→ **What you will do**: Copy, in full, each line of the material that holds the word "JSON".

Records excerpted from a collection
▼

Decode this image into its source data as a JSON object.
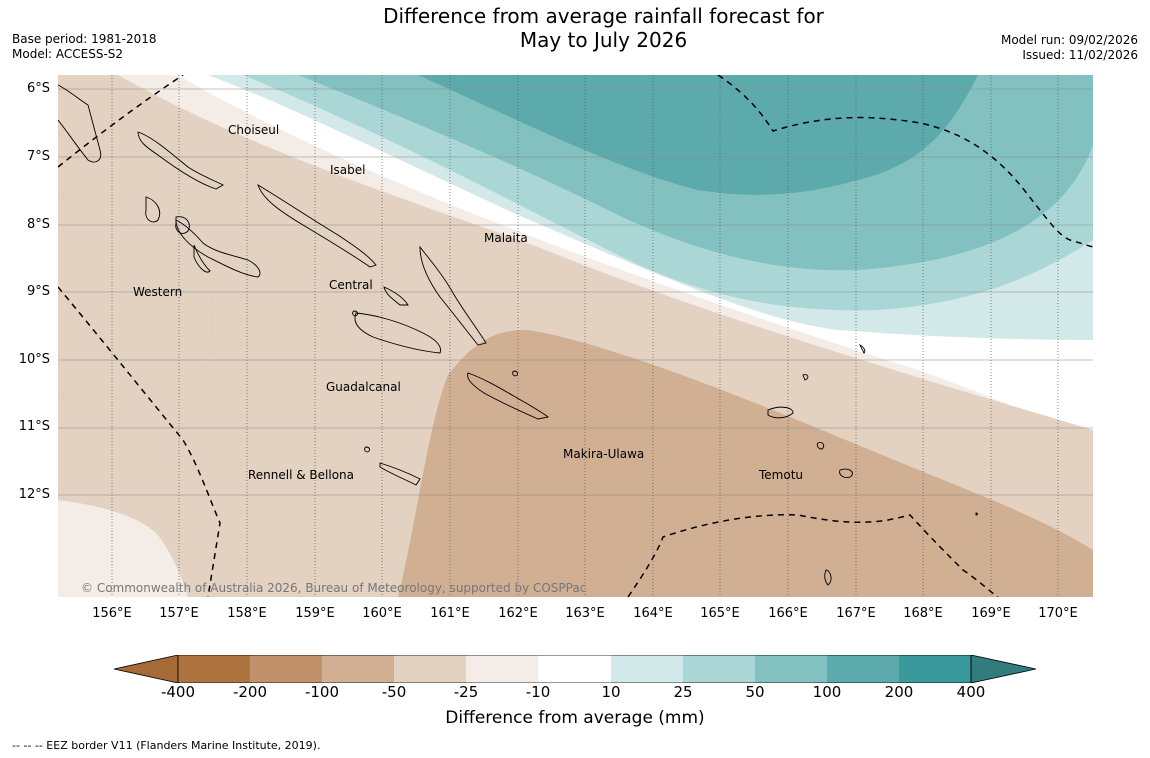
{
  "header": {
    "title_line1": "Difference from average rainfall forecast for",
    "title_line2": "May to July 2026",
    "base_period": "Base period: 1981-2018",
    "model": "Model: ACCESS-S2",
    "model_run": "Model run: 09/02/2026",
    "issued": "Issued: 11/02/2026"
  },
  "map": {
    "latitudes": [
      "6°S",
      "7°S",
      "8°S",
      "9°S",
      "10°S",
      "11°S",
      "12°S"
    ],
    "longitudes": [
      "156°E",
      "157°E",
      "158°E",
      "159°E",
      "160°E",
      "161°E",
      "162°E",
      "163°E",
      "164°E",
      "165°E",
      "166°E",
      "167°E",
      "168°E",
      "169°E",
      "170°E"
    ],
    "provinces": [
      "Choiseul",
      "Isabel",
      "Malaita",
      "Western",
      "Central",
      "Guadalcanal",
      "Rennell & Bellona",
      "Makira-Ulawa",
      "Temotu"
    ],
    "copyright": "© Commonwealth of Australia 2026, Bureau of Meteorology, supported by COSPPac"
  },
  "legend": {
    "ticks": [
      "-400",
      "-200",
      "-100",
      "-50",
      "-25",
      "-10",
      "10",
      "25",
      "50",
      "100",
      "200",
      "400"
    ],
    "colors": [
      "#a56a36",
      "#ae7440",
      "#c0916a",
      "#d1af92",
      "#e3d1c1",
      "#f4ece7",
      "#ffffff",
      "#d3e8e8",
      "#abd6d6",
      "#83c1c1",
      "#5caaab",
      "#3a9a9b",
      "#337c7d"
    ],
    "title": "Difference from average (mm)"
  },
  "footnote": "--  --  -- EEZ border V11 (Flanders Marine Institute, 2019)."
}
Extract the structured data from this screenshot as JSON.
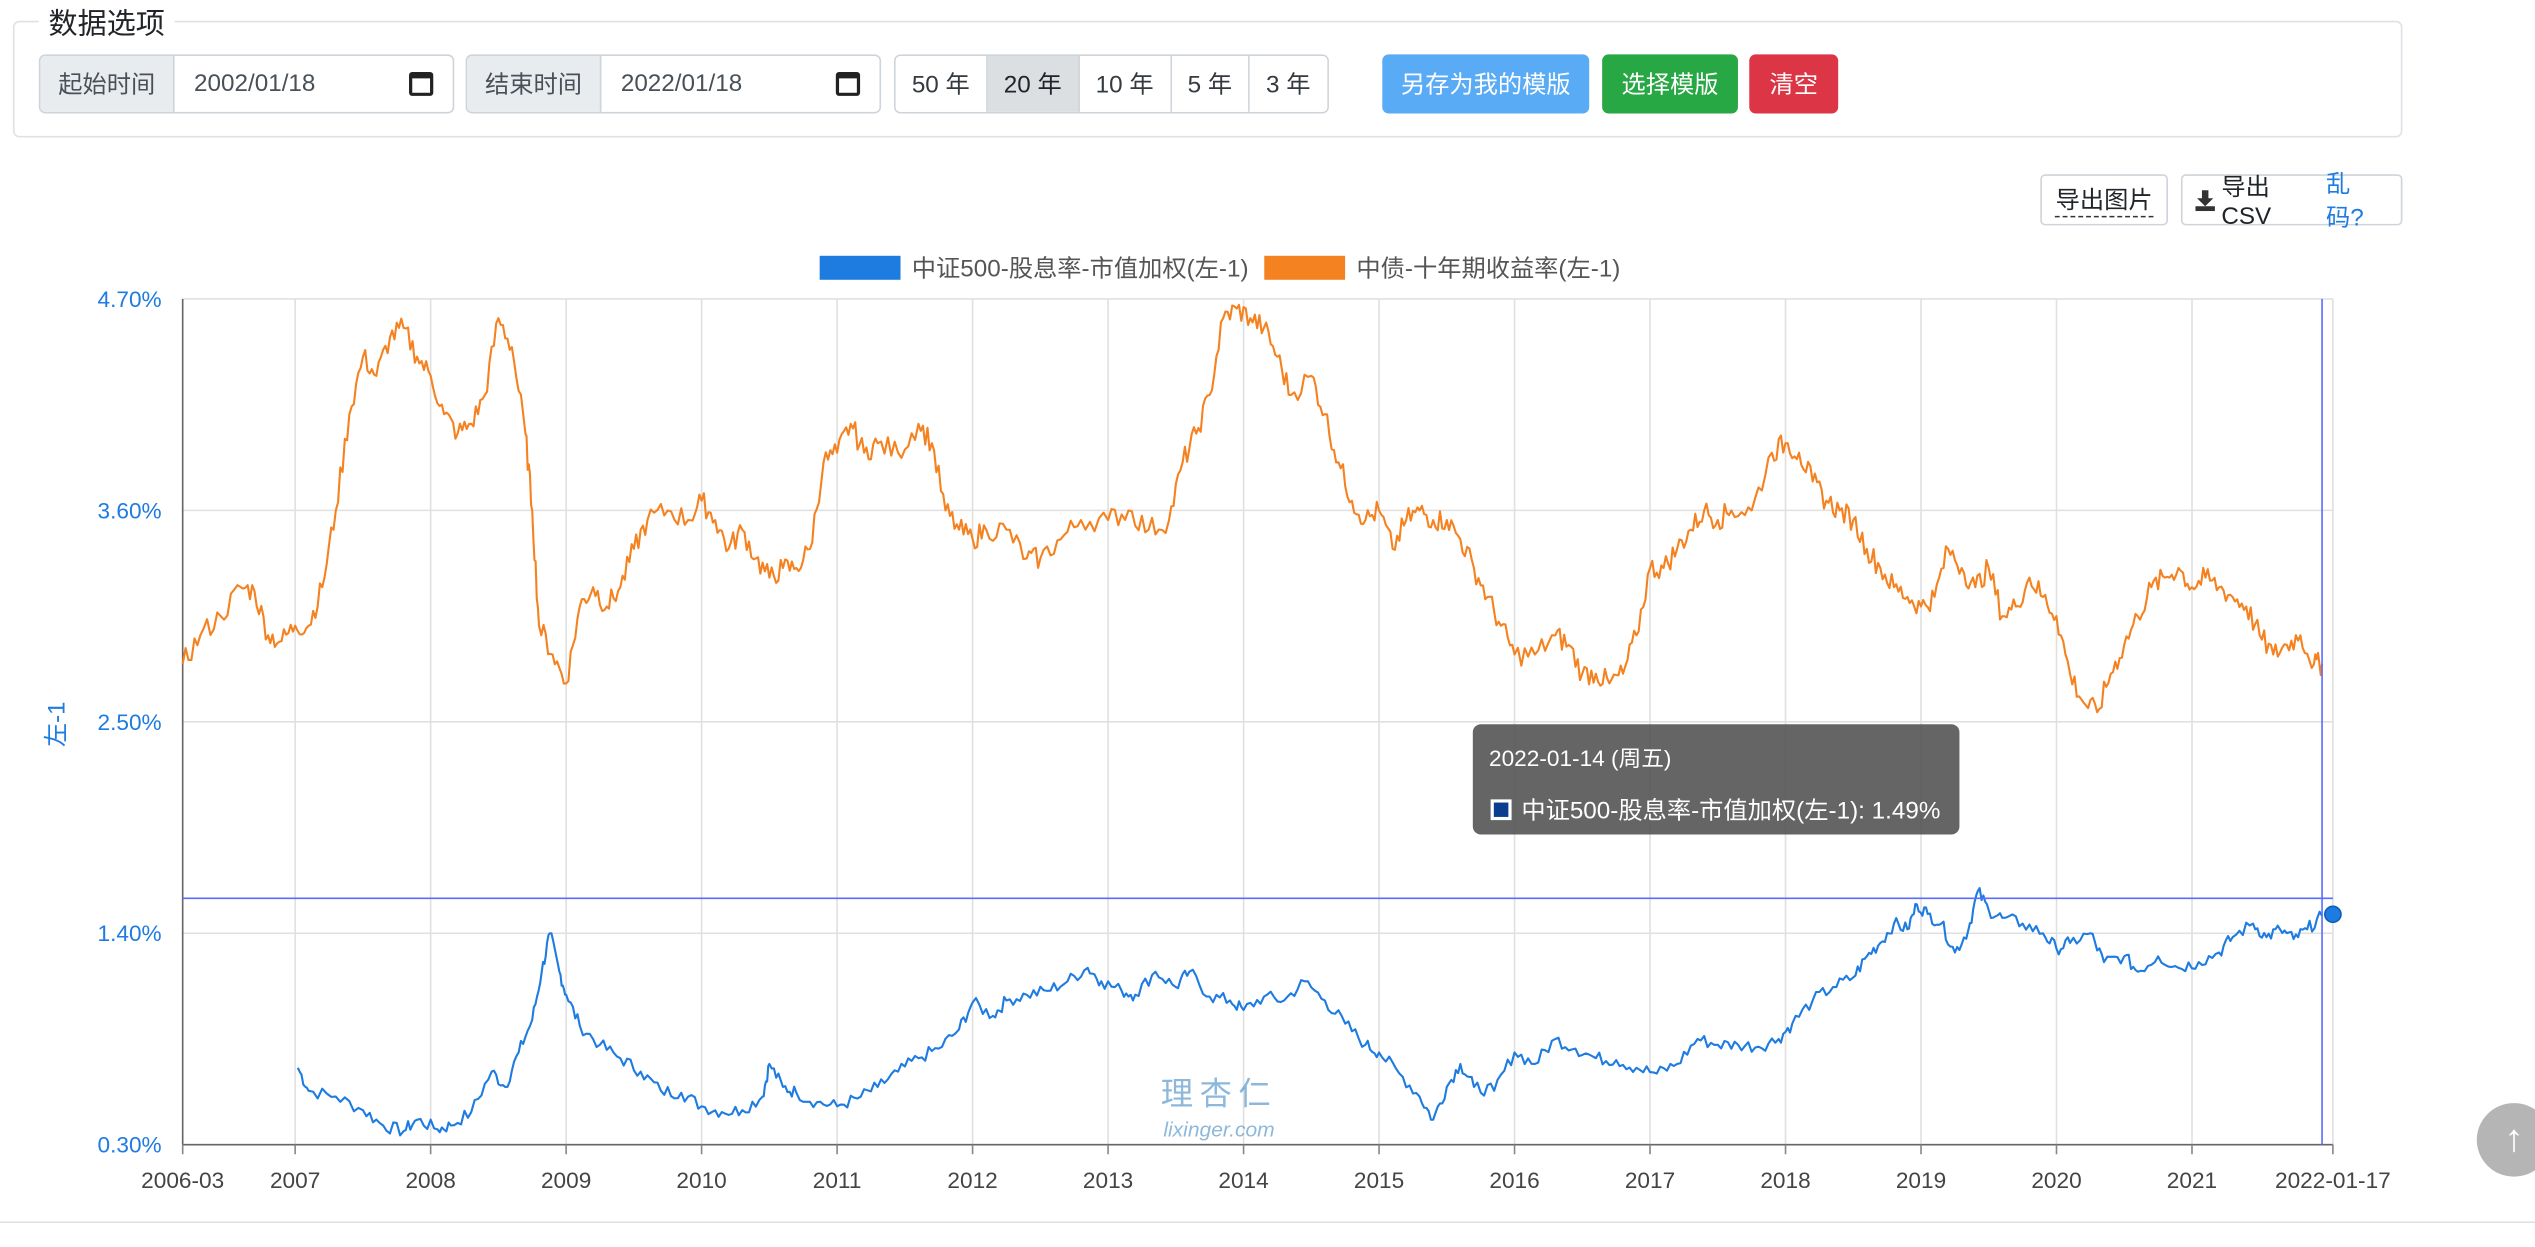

▲

→ **Solution to this problem**:
Decode this image into its source data as a JSON object.
Extract the structured data from this screenshot as JSON.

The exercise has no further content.